§ **WHAT YOU HAVE TO DO**
Copy the data exactly as it appears, and do not include any pictures.
○ ○ ○ ○ ○ ○ ○
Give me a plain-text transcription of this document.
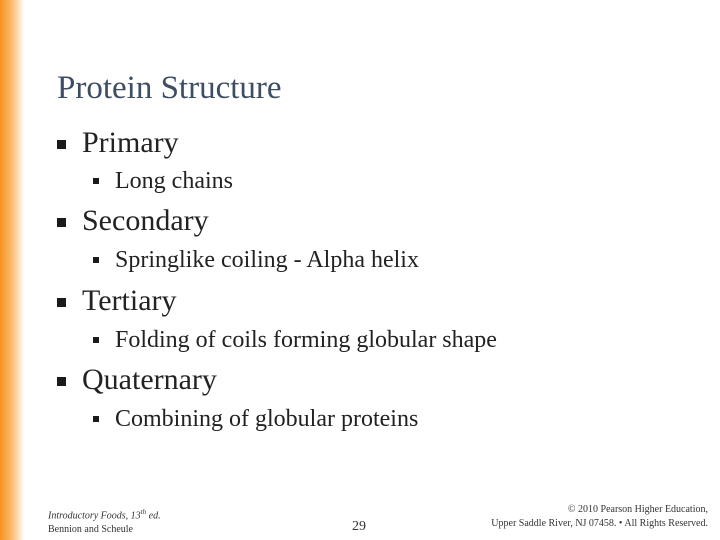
Protein Structure
Primary
Long chains
Secondary
Springlike coiling - Alpha helix
Tertiary
Folding of coils forming globular shape
Quaternary
Combining of globular proteins
Introductory Foods, 13th ed.
Bennion and Scheule	29
© 2010 Pearson Higher Education,
Upper Saddle River, NJ 07458. • All Rights Reserved.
○ ○ ○ ○ ○ ○ ○
§ **FINAL ANSWER**
Give me a plain-text transcription of this document.
Protein Structure
Primary
Long chains
Secondary
Springlike coiling - Alpha helix
Tertiary
Folding of coils forming globular shape
Quaternary
Combining of globular proteins
Introductory Foods, 13th ed.
Bennion and Scheule	29
© 2010 Pearson Higher Education,
Upper Saddle River, NJ 07458. • All Rights Reserved.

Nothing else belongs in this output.